Search the data for the word "дисплеев". Reproduce every line where it is found.

** START GIVEN RECORDS **

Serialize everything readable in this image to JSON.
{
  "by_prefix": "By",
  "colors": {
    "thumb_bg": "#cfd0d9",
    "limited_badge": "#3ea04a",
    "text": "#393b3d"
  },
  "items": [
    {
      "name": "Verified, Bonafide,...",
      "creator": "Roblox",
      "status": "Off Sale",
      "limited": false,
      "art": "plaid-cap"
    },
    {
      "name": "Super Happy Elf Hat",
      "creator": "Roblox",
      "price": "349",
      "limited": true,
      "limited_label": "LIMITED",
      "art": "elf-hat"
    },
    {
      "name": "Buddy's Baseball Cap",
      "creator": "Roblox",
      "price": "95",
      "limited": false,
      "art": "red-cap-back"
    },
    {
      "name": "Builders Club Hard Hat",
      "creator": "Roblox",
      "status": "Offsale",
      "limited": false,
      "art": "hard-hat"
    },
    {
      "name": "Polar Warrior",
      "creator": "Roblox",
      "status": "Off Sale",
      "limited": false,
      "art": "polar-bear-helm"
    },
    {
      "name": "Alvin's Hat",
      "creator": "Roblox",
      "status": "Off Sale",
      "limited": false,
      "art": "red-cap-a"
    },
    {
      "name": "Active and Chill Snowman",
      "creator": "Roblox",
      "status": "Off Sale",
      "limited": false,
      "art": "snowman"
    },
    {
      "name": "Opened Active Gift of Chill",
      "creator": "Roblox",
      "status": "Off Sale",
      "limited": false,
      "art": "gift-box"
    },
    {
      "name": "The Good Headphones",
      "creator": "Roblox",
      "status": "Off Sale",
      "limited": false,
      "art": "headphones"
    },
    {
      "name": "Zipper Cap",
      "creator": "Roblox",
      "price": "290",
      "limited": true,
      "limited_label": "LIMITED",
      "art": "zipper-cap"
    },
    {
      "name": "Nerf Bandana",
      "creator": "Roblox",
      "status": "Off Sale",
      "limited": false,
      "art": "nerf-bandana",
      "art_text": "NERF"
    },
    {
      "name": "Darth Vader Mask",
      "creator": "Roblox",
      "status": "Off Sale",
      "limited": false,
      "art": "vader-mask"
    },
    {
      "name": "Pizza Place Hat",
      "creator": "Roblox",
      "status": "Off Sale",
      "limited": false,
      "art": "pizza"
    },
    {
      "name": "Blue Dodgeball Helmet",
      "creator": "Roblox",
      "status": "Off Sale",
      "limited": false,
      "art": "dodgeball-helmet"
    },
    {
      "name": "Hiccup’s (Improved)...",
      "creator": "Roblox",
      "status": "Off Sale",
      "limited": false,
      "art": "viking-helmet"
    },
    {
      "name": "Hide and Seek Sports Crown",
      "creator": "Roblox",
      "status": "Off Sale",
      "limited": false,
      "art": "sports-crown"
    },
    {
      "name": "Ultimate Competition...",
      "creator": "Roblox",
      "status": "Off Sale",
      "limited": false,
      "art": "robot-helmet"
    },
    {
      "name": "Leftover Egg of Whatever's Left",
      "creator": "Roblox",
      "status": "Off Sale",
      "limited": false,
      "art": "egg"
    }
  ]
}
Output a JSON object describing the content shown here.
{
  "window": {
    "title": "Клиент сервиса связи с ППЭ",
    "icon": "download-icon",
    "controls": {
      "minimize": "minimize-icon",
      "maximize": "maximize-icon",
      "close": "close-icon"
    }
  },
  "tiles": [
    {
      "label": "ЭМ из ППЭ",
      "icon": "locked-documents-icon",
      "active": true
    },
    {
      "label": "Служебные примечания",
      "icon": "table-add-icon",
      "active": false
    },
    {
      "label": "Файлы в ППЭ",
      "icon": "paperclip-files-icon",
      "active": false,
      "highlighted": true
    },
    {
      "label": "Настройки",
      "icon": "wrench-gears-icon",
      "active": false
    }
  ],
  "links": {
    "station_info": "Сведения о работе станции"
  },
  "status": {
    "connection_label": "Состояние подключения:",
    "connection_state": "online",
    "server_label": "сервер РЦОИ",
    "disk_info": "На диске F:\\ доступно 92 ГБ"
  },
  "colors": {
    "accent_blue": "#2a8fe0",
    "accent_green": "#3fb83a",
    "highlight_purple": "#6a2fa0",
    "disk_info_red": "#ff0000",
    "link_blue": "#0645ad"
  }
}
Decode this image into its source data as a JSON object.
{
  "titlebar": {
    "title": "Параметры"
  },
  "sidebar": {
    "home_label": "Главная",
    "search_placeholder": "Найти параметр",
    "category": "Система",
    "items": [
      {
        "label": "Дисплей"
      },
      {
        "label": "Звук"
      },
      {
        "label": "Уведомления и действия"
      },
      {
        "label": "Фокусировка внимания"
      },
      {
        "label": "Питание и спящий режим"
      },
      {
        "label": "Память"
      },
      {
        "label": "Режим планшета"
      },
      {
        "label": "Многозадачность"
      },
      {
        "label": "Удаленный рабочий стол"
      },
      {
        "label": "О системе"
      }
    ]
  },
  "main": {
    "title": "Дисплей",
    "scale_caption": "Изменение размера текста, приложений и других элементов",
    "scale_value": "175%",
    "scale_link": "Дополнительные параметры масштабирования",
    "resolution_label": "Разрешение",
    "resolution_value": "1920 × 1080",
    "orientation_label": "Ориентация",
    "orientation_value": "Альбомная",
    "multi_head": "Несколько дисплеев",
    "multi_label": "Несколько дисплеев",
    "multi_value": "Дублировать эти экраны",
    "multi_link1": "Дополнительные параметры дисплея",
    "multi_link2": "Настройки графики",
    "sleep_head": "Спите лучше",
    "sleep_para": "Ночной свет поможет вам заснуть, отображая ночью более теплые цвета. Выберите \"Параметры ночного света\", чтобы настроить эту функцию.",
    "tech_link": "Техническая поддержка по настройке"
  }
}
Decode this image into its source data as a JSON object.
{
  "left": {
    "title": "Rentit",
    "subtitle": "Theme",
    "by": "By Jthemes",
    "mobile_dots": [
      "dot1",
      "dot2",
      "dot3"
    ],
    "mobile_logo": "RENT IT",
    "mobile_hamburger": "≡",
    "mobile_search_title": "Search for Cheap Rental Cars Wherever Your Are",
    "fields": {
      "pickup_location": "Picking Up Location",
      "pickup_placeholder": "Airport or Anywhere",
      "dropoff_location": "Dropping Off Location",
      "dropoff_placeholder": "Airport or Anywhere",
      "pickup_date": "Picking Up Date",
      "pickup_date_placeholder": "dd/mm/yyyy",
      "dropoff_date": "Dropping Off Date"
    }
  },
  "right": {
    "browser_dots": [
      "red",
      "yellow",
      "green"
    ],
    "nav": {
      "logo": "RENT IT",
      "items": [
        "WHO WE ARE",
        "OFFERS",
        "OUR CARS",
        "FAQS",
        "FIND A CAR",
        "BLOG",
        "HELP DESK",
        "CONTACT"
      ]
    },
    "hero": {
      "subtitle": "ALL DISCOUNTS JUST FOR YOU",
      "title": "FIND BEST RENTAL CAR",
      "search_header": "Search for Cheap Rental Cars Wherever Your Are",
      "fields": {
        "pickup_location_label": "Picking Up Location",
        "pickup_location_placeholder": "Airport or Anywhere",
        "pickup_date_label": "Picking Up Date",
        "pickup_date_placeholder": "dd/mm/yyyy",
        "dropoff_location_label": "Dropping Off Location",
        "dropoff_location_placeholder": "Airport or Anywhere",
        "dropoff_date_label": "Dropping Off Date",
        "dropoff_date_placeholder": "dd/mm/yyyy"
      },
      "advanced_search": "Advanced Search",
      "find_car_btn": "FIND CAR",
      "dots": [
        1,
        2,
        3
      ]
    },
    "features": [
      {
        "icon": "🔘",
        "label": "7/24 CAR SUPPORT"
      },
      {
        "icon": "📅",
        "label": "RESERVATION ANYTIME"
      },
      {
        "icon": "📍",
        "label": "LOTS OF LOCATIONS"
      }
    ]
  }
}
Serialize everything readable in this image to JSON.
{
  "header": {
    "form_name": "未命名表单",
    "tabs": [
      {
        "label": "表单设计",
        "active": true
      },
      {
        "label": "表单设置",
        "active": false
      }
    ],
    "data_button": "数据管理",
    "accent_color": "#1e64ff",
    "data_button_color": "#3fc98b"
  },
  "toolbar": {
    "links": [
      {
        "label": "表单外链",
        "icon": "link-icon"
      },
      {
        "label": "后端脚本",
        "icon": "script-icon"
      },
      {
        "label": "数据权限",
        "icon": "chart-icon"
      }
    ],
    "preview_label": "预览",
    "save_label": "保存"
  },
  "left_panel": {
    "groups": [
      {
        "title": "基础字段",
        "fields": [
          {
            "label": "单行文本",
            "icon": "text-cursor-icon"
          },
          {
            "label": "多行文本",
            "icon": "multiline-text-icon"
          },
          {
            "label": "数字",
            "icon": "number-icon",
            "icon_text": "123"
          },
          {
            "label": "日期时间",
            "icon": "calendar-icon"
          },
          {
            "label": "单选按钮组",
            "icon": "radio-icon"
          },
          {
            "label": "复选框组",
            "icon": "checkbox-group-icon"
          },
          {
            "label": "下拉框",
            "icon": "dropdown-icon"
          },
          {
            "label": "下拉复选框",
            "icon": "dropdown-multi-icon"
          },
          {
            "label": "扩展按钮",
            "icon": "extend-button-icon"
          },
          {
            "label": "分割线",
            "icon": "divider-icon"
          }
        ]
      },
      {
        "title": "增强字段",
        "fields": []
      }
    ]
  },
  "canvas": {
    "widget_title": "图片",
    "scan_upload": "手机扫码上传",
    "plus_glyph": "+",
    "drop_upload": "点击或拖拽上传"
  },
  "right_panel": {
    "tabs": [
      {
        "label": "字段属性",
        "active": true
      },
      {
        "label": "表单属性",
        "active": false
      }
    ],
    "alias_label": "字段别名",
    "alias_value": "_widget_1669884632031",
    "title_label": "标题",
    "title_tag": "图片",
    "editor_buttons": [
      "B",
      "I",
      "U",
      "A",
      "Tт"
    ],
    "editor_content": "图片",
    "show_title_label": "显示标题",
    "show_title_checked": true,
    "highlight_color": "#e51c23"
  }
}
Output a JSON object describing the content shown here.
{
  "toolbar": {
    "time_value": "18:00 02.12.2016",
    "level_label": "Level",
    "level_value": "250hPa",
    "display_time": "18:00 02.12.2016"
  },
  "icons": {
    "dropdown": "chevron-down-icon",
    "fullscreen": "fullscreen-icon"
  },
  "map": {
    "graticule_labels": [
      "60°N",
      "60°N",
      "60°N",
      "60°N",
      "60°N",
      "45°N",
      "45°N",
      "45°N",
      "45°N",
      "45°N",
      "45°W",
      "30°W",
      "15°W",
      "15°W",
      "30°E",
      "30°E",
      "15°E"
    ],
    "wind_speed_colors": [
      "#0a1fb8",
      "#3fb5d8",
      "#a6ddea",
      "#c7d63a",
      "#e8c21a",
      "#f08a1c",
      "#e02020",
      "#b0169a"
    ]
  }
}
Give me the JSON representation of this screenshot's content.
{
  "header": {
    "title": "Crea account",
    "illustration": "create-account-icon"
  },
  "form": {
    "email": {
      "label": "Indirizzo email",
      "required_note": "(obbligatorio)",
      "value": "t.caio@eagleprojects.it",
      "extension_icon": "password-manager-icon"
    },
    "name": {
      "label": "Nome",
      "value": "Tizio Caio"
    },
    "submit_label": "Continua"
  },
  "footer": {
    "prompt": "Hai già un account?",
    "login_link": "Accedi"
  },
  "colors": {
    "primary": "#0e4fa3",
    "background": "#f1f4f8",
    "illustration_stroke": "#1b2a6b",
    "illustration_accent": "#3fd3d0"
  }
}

** END GIVEN RECORDS **

■ SOLUTION FOR THIS PROBLEM:
    "multi_head": "Несколько дисплеев",
    "multi_label": "Несколько дисплеев",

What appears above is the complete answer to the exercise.